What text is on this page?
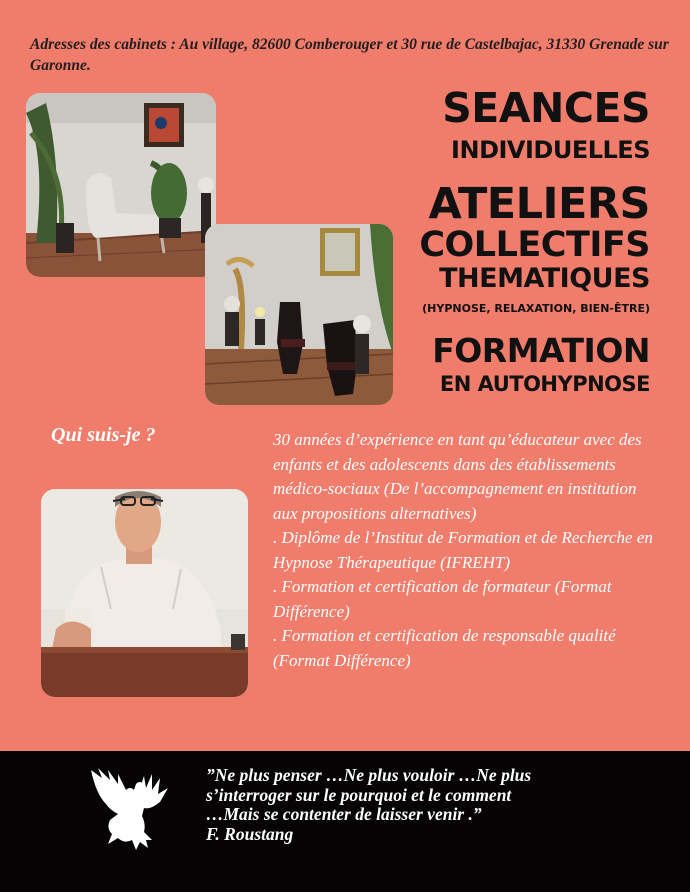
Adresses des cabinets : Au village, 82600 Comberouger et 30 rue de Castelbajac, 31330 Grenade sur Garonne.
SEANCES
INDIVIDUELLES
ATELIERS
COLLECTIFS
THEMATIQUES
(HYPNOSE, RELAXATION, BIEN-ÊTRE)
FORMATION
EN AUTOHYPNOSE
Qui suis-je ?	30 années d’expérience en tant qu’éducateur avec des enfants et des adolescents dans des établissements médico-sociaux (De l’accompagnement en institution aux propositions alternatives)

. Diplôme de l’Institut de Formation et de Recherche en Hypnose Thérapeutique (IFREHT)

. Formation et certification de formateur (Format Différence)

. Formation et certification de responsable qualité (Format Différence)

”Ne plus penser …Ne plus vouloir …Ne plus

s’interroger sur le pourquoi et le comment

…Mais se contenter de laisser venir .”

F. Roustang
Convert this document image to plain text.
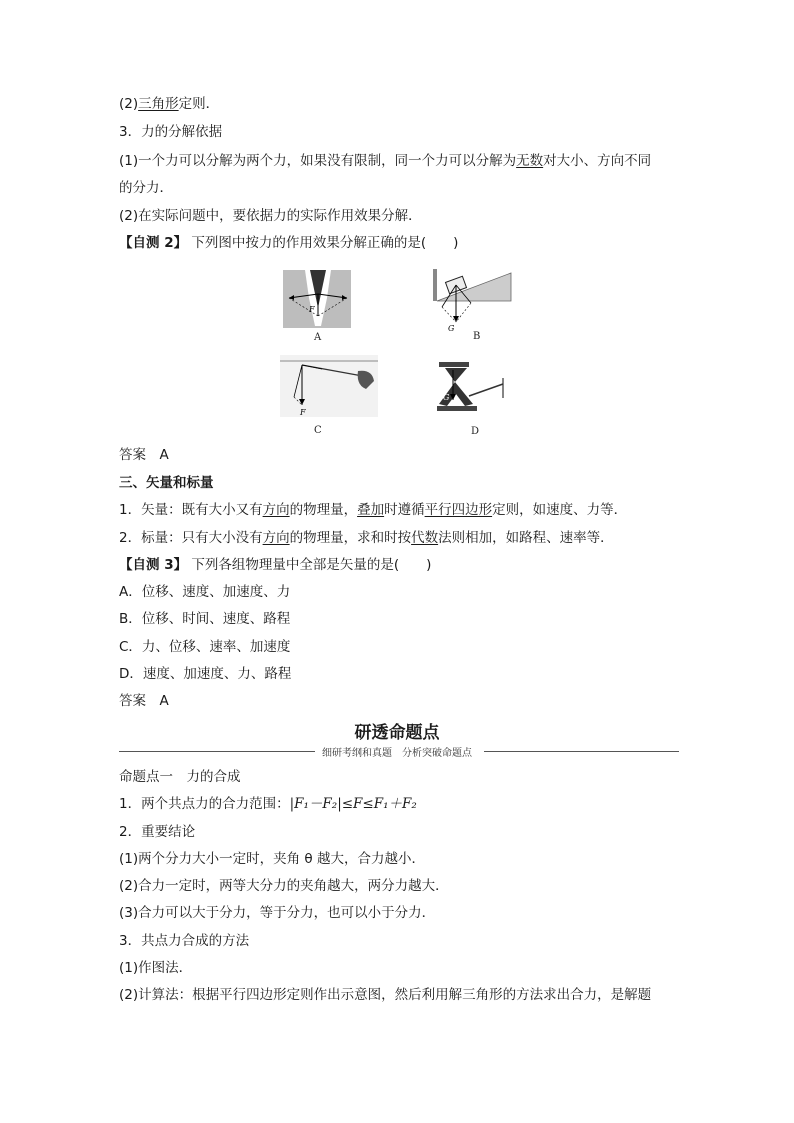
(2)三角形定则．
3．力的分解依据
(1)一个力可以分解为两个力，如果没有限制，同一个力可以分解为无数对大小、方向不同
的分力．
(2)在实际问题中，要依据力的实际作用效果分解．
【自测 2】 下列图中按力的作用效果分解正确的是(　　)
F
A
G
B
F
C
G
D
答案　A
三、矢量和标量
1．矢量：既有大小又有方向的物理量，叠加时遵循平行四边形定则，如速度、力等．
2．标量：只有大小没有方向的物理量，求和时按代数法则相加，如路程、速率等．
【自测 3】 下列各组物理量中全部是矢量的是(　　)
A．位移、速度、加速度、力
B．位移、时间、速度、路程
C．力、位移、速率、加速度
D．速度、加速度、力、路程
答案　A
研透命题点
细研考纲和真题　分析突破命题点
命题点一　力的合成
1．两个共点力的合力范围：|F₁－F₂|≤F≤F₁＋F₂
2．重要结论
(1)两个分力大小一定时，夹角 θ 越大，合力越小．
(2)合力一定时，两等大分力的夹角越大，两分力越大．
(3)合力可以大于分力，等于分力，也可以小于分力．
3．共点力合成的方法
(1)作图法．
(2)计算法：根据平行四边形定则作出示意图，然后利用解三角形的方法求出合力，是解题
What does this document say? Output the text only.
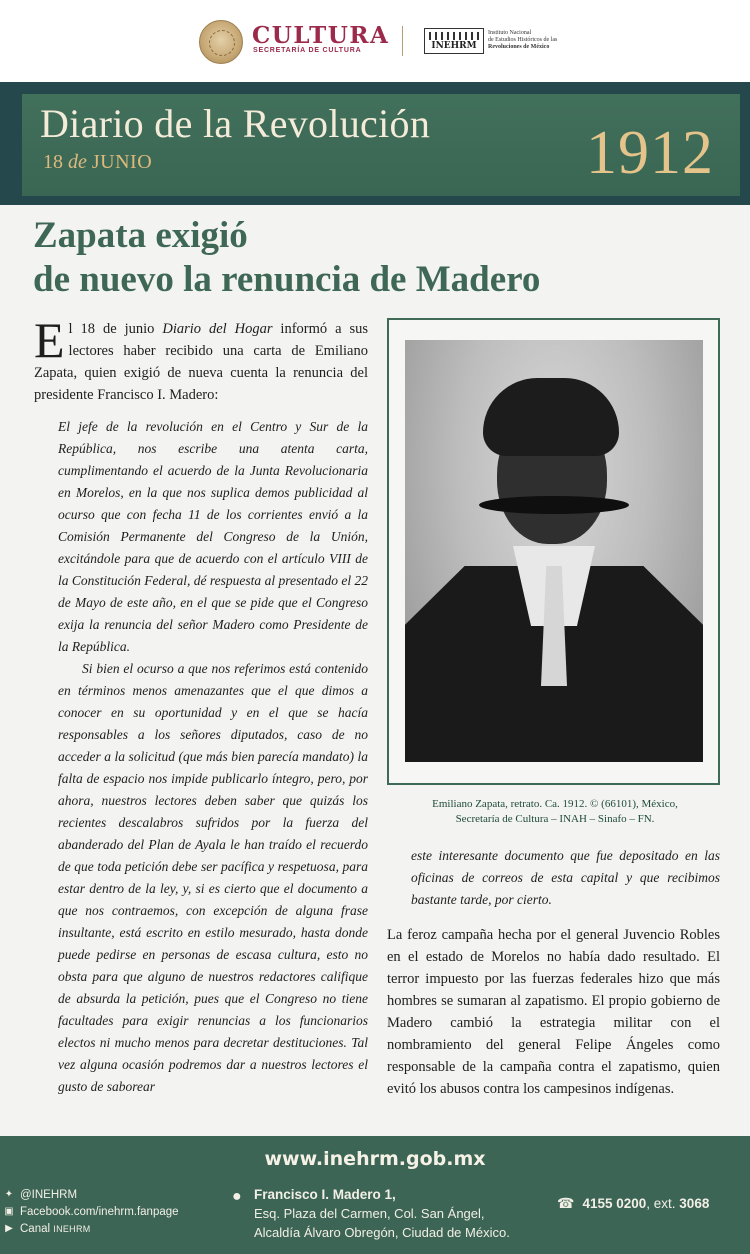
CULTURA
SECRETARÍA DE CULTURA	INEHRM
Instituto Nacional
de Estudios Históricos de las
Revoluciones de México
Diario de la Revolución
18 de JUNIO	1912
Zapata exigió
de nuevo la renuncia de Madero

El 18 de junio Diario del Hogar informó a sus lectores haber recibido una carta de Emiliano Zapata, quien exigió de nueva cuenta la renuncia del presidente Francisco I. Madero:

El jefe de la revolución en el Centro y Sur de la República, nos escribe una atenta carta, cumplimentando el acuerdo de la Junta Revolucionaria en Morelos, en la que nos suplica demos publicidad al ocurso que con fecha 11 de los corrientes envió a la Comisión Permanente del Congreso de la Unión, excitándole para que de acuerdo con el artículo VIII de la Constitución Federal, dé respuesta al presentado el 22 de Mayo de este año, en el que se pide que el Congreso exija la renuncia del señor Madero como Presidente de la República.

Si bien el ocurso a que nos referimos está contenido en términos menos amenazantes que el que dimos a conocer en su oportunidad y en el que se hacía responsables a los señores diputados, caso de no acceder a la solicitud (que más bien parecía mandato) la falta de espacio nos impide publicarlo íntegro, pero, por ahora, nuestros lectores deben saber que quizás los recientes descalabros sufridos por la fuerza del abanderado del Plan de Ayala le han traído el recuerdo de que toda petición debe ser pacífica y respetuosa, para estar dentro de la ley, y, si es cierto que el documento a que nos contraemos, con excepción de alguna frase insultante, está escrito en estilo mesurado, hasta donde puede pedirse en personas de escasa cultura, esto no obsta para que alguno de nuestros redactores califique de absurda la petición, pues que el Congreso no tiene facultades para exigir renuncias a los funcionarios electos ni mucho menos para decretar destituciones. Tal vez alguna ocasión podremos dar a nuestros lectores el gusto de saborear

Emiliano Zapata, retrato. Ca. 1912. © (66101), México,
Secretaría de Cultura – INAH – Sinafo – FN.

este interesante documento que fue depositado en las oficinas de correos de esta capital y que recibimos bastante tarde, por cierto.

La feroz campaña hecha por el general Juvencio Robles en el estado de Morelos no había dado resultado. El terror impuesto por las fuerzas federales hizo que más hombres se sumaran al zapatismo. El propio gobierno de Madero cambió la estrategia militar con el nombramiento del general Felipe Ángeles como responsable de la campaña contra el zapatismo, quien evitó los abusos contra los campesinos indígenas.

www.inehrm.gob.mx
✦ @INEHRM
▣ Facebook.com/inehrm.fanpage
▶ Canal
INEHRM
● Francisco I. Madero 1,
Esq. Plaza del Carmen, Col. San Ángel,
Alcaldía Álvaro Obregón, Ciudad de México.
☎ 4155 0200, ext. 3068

-------------------------

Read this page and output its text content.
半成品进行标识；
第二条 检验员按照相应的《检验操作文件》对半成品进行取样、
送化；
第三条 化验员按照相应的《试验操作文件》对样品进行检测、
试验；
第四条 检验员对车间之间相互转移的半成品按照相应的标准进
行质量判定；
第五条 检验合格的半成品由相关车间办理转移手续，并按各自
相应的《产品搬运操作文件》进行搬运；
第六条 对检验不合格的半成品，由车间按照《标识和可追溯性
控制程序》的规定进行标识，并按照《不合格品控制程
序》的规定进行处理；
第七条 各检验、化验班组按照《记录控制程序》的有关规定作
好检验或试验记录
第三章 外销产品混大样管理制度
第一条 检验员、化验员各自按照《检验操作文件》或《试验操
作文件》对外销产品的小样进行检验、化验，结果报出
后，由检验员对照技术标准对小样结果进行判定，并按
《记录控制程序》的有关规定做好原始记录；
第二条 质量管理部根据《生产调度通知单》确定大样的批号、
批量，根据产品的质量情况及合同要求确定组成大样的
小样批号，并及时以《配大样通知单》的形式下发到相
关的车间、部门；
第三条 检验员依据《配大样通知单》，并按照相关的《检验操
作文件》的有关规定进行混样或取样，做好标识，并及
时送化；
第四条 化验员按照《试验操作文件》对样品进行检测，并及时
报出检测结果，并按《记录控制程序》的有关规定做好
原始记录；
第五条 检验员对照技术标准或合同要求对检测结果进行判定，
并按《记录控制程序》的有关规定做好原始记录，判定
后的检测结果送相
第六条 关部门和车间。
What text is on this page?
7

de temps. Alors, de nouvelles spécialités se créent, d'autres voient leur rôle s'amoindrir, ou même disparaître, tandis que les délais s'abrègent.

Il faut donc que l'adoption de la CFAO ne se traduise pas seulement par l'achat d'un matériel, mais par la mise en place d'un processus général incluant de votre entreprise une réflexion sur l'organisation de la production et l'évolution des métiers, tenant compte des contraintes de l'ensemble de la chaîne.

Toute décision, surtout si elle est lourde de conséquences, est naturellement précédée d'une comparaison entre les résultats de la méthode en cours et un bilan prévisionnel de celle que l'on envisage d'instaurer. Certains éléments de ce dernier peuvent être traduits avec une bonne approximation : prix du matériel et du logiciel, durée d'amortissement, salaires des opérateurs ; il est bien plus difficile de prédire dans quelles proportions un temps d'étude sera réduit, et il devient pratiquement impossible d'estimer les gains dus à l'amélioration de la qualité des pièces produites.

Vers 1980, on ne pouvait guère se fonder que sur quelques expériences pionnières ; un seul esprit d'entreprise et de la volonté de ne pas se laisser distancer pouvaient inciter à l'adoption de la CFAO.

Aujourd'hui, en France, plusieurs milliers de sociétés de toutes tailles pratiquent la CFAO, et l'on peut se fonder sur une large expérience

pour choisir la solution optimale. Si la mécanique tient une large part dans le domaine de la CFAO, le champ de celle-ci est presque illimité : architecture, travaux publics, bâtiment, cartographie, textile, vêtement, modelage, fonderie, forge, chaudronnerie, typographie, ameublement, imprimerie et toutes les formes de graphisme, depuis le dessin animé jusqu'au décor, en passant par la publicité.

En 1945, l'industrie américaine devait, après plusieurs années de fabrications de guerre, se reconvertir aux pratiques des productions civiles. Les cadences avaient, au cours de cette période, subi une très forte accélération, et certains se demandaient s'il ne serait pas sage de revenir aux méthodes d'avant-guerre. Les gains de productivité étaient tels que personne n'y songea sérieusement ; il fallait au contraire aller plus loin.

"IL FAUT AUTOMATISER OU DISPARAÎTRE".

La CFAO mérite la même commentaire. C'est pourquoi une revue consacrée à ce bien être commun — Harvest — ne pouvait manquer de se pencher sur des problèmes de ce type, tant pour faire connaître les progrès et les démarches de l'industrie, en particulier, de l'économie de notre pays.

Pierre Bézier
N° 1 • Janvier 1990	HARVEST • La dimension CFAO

-------------------------

- What needs to be done -
Filter the listing above for the string "México" and copy every matching line.

- Response below -
Revoluciones de México
Emiliano Zapata, retrato. Ca. 1912. © (66101), México,
Alcaldía Álvaro Obregón, Ciudad de México.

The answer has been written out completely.